#### [Exercise goal]
Find the lines containing the word "JSON" and copy every one of them.
+++ Recorded data
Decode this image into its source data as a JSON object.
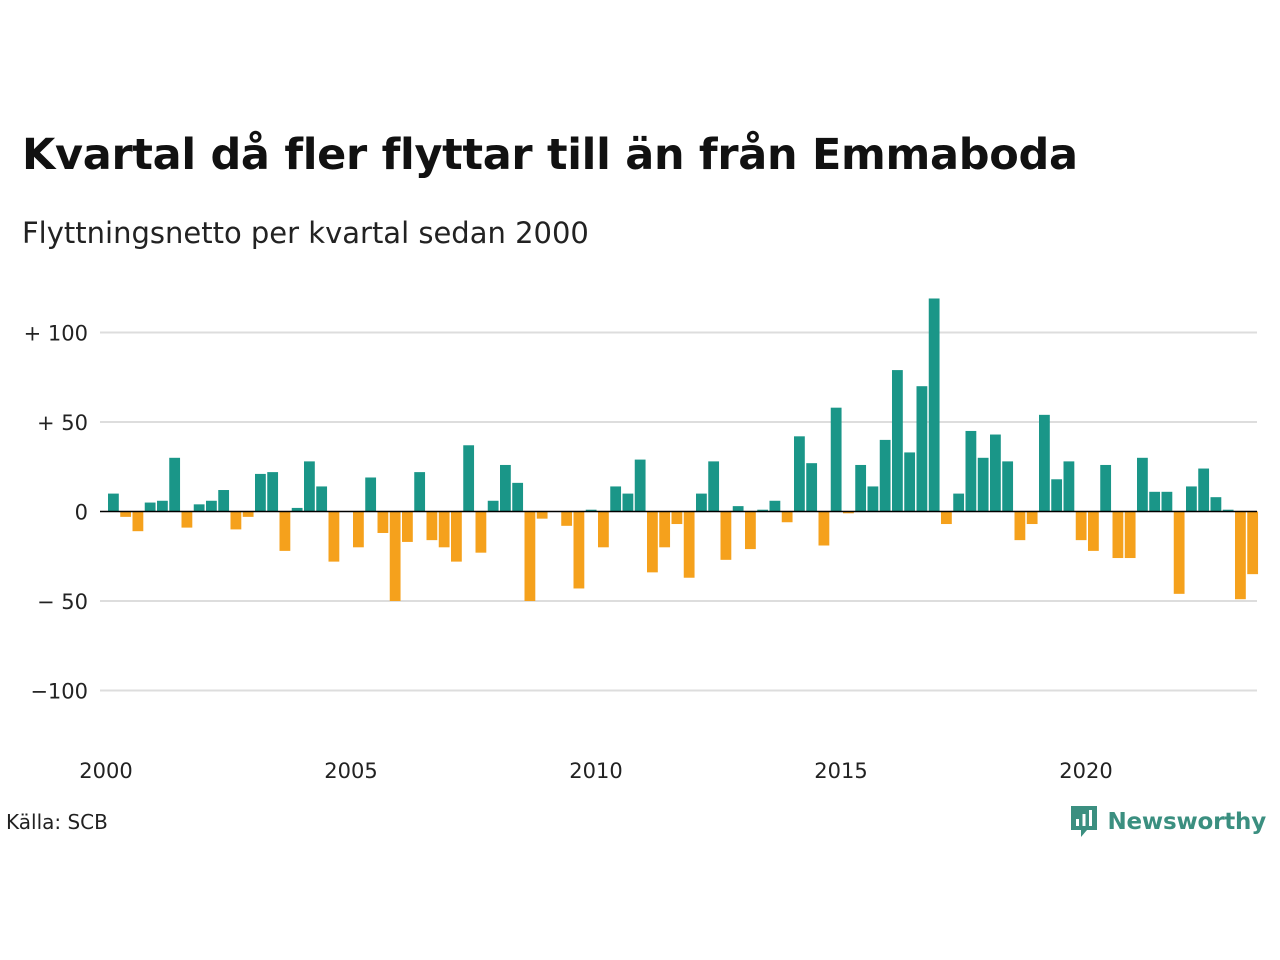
{
  "title": "Kvartal då fler flyttar till än från Emmaboda",
  "subtitle": "Flyttningsnetto per kvartal sedan 2000",
  "source": "Källa: SCB",
  "logo_text": "Newsworthy",
  "colors": {
    "positive": "#1a9688",
    "negative": "#f5a11c",
    "grid": "#dddddd",
    "zero": "#000000",
    "logo": "#3b8f80"
  },
  "chart_data": {
    "type": "bar",
    "ylim": [
      -125,
      120
    ],
    "yticks": [
      {
        "value": 100,
        "label": "+ 100"
      },
      {
        "value": 50,
        "label": "+  50"
      },
      {
        "value": 0,
        "label": "0"
      },
      {
        "value": -50,
        "label": "− 50"
      },
      {
        "value": -100,
        "label": "−100"
      }
    ],
    "xticks": [
      {
        "label": "2000",
        "quarter_index": 0
      },
      {
        "label": "2005",
        "quarter_index": 20
      },
      {
        "label": "2010",
        "quarter_index": 40
      },
      {
        "label": "2015",
        "quarter_index": 60
      },
      {
        "label": "2020",
        "quarter_index": 80
      }
    ],
    "start": "2000 Q1",
    "values": [
      10,
      -3,
      -11,
      5,
      6,
      30,
      -9,
      4,
      6,
      12,
      -10,
      -3,
      21,
      22,
      -22,
      2,
      28,
      14,
      -28,
      0,
      -20,
      19,
      -12,
      -50,
      -17,
      22,
      -16,
      -20,
      -28,
      37,
      -23,
      6,
      26,
      16,
      -50,
      -4,
      0,
      -8,
      -43,
      1,
      -20,
      14,
      10,
      29,
      -34,
      -20,
      -7,
      -37,
      10,
      28,
      -27,
      3,
      -21,
      1,
      6,
      -6,
      42,
      27,
      -19,
      58,
      -1,
      26,
      14,
      40,
      79,
      33,
      70,
      119,
      -7,
      10,
      45,
      30,
      43,
      28,
      -16,
      -7,
      54,
      18,
      28,
      -16,
      -22,
      26,
      -26,
      -26,
      30,
      11,
      11,
      -46,
      14,
      24,
      8,
      1,
      -49,
      -35
    ]
  }
}
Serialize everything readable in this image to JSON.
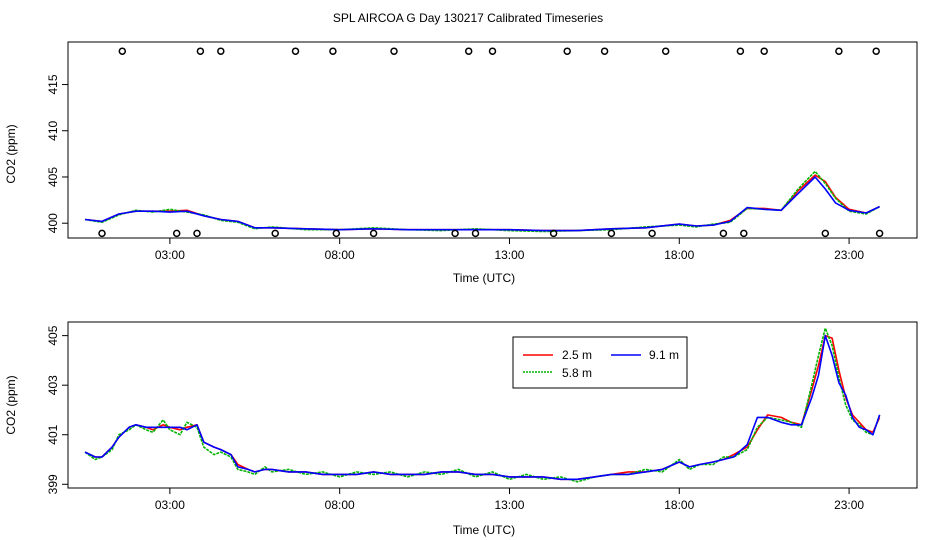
{
  "title": "SPL AIRCOA G  Day 130217  Calibrated Timeseries",
  "colors": {
    "red": "#ff0000",
    "green": "#00b400",
    "blue": "#0000ff",
    "black": "#000000"
  },
  "chart_data": [
    {
      "type": "line",
      "panel": "top",
      "title": "SPL AIRCOA G  Day 130217  Calibrated Timeseries",
      "xlabel": "Time (UTC)",
      "ylabel": "CO2 (ppm)",
      "xlim": [
        0.0,
        25.0
      ],
      "ylim": [
        398.4,
        419.6
      ],
      "x_ticks": [
        3,
        8,
        13,
        18,
        23
      ],
      "x_tick_labels": [
        "03:00",
        "08:00",
        "13:00",
        "18:00",
        "23:00"
      ],
      "y_ticks": [
        400,
        405,
        410,
        415
      ],
      "y_tick_labels": [
        "400",
        "405",
        "410",
        "415"
      ],
      "series": [
        {
          "name": "2.5 m",
          "color": "#ff0000",
          "x": [
            0.5,
            1.0,
            1.5,
            2.0,
            2.5,
            3.0,
            3.5,
            4.0,
            4.5,
            5.0,
            5.5,
            6.0,
            7.0,
            8.0,
            9.0,
            10.0,
            11.0,
            12.0,
            13.0,
            14.0,
            15.0,
            16.0,
            17.0,
            18.0,
            18.5,
            19.0,
            19.5,
            20.0,
            20.5,
            21.0,
            21.5,
            22.0,
            22.3,
            22.6,
            23.0,
            23.5,
            23.9
          ],
          "y": [
            400.4,
            400.2,
            401.0,
            401.3,
            401.3,
            401.3,
            401.4,
            400.8,
            400.4,
            400.2,
            399.5,
            399.5,
            399.4,
            399.3,
            399.4,
            399.3,
            399.3,
            399.3,
            399.3,
            399.2,
            399.2,
            399.4,
            399.5,
            399.9,
            399.7,
            399.8,
            400.3,
            401.6,
            401.6,
            401.4,
            403.5,
            405.2,
            404.5,
            402.8,
            401.5,
            401.1,
            401.8
          ]
        },
        {
          "name": "5.8 m",
          "color": "#00b400",
          "x": [
            0.5,
            1.0,
            1.5,
            2.0,
            2.5,
            3.0,
            3.5,
            4.0,
            4.5,
            5.0,
            5.5,
            6.0,
            7.0,
            8.0,
            9.0,
            10.0,
            11.0,
            12.0,
            13.0,
            14.0,
            15.0,
            16.0,
            17.0,
            18.0,
            18.5,
            19.0,
            19.5,
            20.0,
            20.5,
            21.0,
            21.5,
            22.0,
            22.3,
            22.6,
            23.0,
            23.5,
            23.9
          ],
          "y": [
            400.4,
            400.1,
            400.9,
            401.4,
            401.2,
            401.5,
            401.2,
            400.9,
            400.3,
            400.1,
            399.4,
            399.6,
            399.3,
            399.3,
            399.5,
            399.3,
            399.2,
            399.4,
            399.2,
            399.1,
            399.2,
            399.3,
            399.6,
            399.8,
            399.6,
            399.9,
            400.1,
            401.6,
            401.5,
            401.4,
            403.7,
            405.6,
            404.3,
            402.7,
            401.3,
            401.0,
            401.8
          ]
        },
        {
          "name": "9.1 m",
          "color": "#0000ff",
          "x": [
            0.5,
            1.0,
            1.5,
            2.0,
            2.5,
            3.0,
            3.5,
            4.0,
            4.5,
            5.0,
            5.5,
            6.0,
            7.0,
            8.0,
            9.0,
            10.0,
            11.0,
            12.0,
            13.0,
            14.0,
            15.0,
            16.0,
            17.0,
            18.0,
            18.5,
            19.0,
            19.5,
            20.0,
            20.5,
            21.0,
            21.5,
            22.0,
            22.3,
            22.6,
            23.0,
            23.5,
            23.9
          ],
          "y": [
            400.4,
            400.2,
            401.0,
            401.3,
            401.3,
            401.2,
            401.3,
            400.8,
            400.4,
            400.2,
            399.5,
            399.5,
            399.4,
            399.3,
            399.4,
            399.3,
            399.3,
            399.3,
            399.3,
            399.2,
            399.2,
            399.4,
            399.5,
            399.9,
            399.7,
            399.8,
            400.2,
            401.7,
            401.5,
            401.4,
            403.2,
            405.0,
            403.7,
            402.2,
            401.4,
            401.1,
            401.8
          ]
        }
      ],
      "markers": {
        "style": "open-circle",
        "upper": {
          "y": 418.6,
          "x": [
            1.6,
            3.9,
            4.5,
            6.7,
            7.8,
            9.6,
            11.8,
            12.5,
            14.7,
            15.8,
            17.6,
            19.8,
            20.5,
            22.7,
            23.8
          ]
        },
        "lower": {
          "y": 398.9,
          "x": [
            1.0,
            3.2,
            3.8,
            6.1,
            7.9,
            9.0,
            11.4,
            12.0,
            14.3,
            16.0,
            17.2,
            19.3,
            19.9,
            22.3,
            23.9
          ]
        }
      }
    },
    {
      "type": "line",
      "panel": "bottom",
      "xlabel": "Time (UTC)",
      "ylabel": "CO2 (ppm)",
      "xlim": [
        0.0,
        25.0
      ],
      "ylim": [
        398.85,
        405.55
      ],
      "x_ticks": [
        3,
        8,
        13,
        18,
        23
      ],
      "x_tick_labels": [
        "03:00",
        "08:00",
        "13:00",
        "18:00",
        "23:00"
      ],
      "y_ticks": [
        399,
        401,
        403,
        405
      ],
      "y_tick_labels": [
        "399",
        "401",
        "403",
        "405"
      ],
      "legend": {
        "position": "top-right",
        "entries": [
          "2.5 m",
          "9.1 m",
          "5.8 m"
        ]
      },
      "series": [
        {
          "name": "2.5 m",
          "color": "#ff0000",
          "x": [
            0.5,
            0.8,
            1.0,
            1.3,
            1.5,
            1.8,
            2.0,
            2.3,
            2.5,
            2.8,
            3.0,
            3.3,
            3.5,
            3.8,
            4.0,
            4.3,
            4.5,
            4.8,
            5.0,
            5.3,
            5.5,
            5.8,
            6.0,
            6.5,
            7.0,
            7.5,
            8.0,
            8.5,
            9.0,
            9.5,
            10.0,
            10.5,
            11.0,
            11.5,
            12.0,
            12.5,
            13.0,
            13.5,
            14.0,
            14.5,
            15.0,
            15.5,
            16.0,
            16.5,
            17.0,
            17.5,
            18.0,
            18.3,
            18.6,
            19.0,
            19.3,
            19.6,
            20.0,
            20.3,
            20.6,
            21.0,
            21.3,
            21.6,
            21.9,
            22.1,
            22.3,
            22.5,
            22.7,
            22.9,
            23.1,
            23.3,
            23.5,
            23.7,
            23.9
          ],
          "y": [
            400.3,
            400.1,
            400.1,
            400.5,
            400.9,
            401.3,
            401.4,
            401.3,
            401.2,
            401.4,
            401.3,
            401.2,
            401.3,
            401.4,
            400.7,
            400.5,
            400.4,
            400.2,
            399.8,
            399.6,
            399.5,
            399.6,
            399.6,
            399.5,
            399.5,
            399.4,
            399.4,
            399.4,
            399.5,
            399.4,
            399.4,
            399.4,
            399.5,
            399.5,
            399.4,
            399.4,
            399.3,
            399.3,
            399.3,
            399.2,
            399.2,
            399.3,
            399.4,
            399.5,
            399.5,
            399.6,
            399.9,
            399.7,
            399.8,
            399.9,
            400.0,
            400.2,
            400.5,
            401.2,
            401.8,
            401.7,
            401.5,
            401.4,
            402.8,
            403.8,
            405.0,
            404.9,
            403.6,
            402.5,
            401.8,
            401.5,
            401.2,
            401.1,
            401.7
          ]
        },
        {
          "name": "5.8 m",
          "color": "#00b400",
          "x": [
            0.5,
            0.8,
            1.0,
            1.3,
            1.5,
            1.8,
            2.0,
            2.3,
            2.5,
            2.8,
            3.0,
            3.3,
            3.5,
            3.8,
            4.0,
            4.3,
            4.5,
            4.8,
            5.0,
            5.3,
            5.5,
            5.8,
            6.0,
            6.5,
            7.0,
            7.5,
            8.0,
            8.5,
            9.0,
            9.5,
            10.0,
            10.5,
            11.0,
            11.5,
            12.0,
            12.5,
            13.0,
            13.5,
            14.0,
            14.5,
            15.0,
            15.5,
            16.0,
            16.5,
            17.0,
            17.5,
            18.0,
            18.3,
            18.6,
            19.0,
            19.3,
            19.6,
            20.0,
            20.3,
            20.6,
            21.0,
            21.3,
            21.6,
            21.9,
            22.1,
            22.3,
            22.5,
            22.7,
            22.9,
            23.1,
            23.3,
            23.5,
            23.7,
            23.9
          ],
          "y": [
            400.3,
            400.0,
            400.1,
            400.4,
            401.0,
            401.2,
            401.4,
            401.2,
            401.1,
            401.6,
            401.2,
            401.0,
            401.5,
            401.3,
            400.5,
            400.2,
            400.3,
            400.1,
            399.6,
            399.5,
            399.4,
            399.7,
            399.5,
            399.6,
            399.4,
            399.5,
            399.3,
            399.5,
            399.4,
            399.5,
            399.3,
            399.5,
            399.4,
            399.6,
            399.3,
            399.5,
            399.2,
            399.4,
            399.2,
            399.3,
            399.1,
            399.3,
            399.4,
            399.4,
            399.6,
            399.5,
            400.0,
            399.6,
            399.8,
            399.8,
            400.1,
            400.1,
            400.4,
            401.3,
            401.7,
            401.6,
            401.5,
            401.3,
            403.0,
            404.2,
            405.3,
            404.6,
            403.3,
            402.2,
            401.6,
            401.4,
            401.1,
            401.0,
            401.8
          ]
        },
        {
          "name": "9.1 m",
          "color": "#0000ff",
          "x": [
            0.5,
            0.8,
            1.0,
            1.3,
            1.5,
            1.8,
            2.0,
            2.3,
            2.5,
            2.8,
            3.0,
            3.3,
            3.5,
            3.8,
            4.0,
            4.3,
            4.5,
            4.8,
            5.0,
            5.3,
            5.5,
            5.8,
            6.0,
            6.5,
            7.0,
            7.5,
            8.0,
            8.5,
            9.0,
            9.5,
            10.0,
            10.5,
            11.0,
            11.5,
            12.0,
            12.5,
            13.0,
            13.5,
            14.0,
            14.5,
            15.0,
            15.5,
            16.0,
            16.5,
            17.0,
            17.5,
            18.0,
            18.3,
            18.6,
            19.0,
            19.3,
            19.6,
            20.0,
            20.3,
            20.6,
            21.0,
            21.3,
            21.6,
            21.9,
            22.1,
            22.3,
            22.5,
            22.7,
            22.9,
            23.1,
            23.3,
            23.5,
            23.7,
            23.9
          ],
          "y": [
            400.3,
            400.1,
            400.1,
            400.5,
            400.9,
            401.3,
            401.4,
            401.3,
            401.3,
            401.3,
            401.3,
            401.3,
            401.2,
            401.4,
            400.7,
            400.5,
            400.4,
            400.2,
            399.7,
            399.6,
            399.5,
            399.6,
            399.6,
            399.5,
            399.5,
            399.4,
            399.4,
            399.4,
            399.5,
            399.4,
            399.4,
            399.4,
            399.5,
            399.5,
            399.4,
            399.4,
            399.3,
            399.3,
            399.3,
            399.2,
            399.2,
            399.3,
            399.4,
            399.4,
            399.5,
            399.6,
            399.9,
            399.7,
            399.8,
            399.9,
            400.0,
            400.1,
            400.6,
            401.7,
            401.7,
            401.5,
            401.4,
            401.4,
            402.5,
            403.4,
            405.0,
            404.2,
            403.1,
            402.6,
            401.7,
            401.3,
            401.2,
            401.0,
            401.8
          ]
        }
      ]
    }
  ]
}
++++++
#### [Output of the task]
Decode this image into its source data as a JSON object.
Serialize everything readable in this image to JSON.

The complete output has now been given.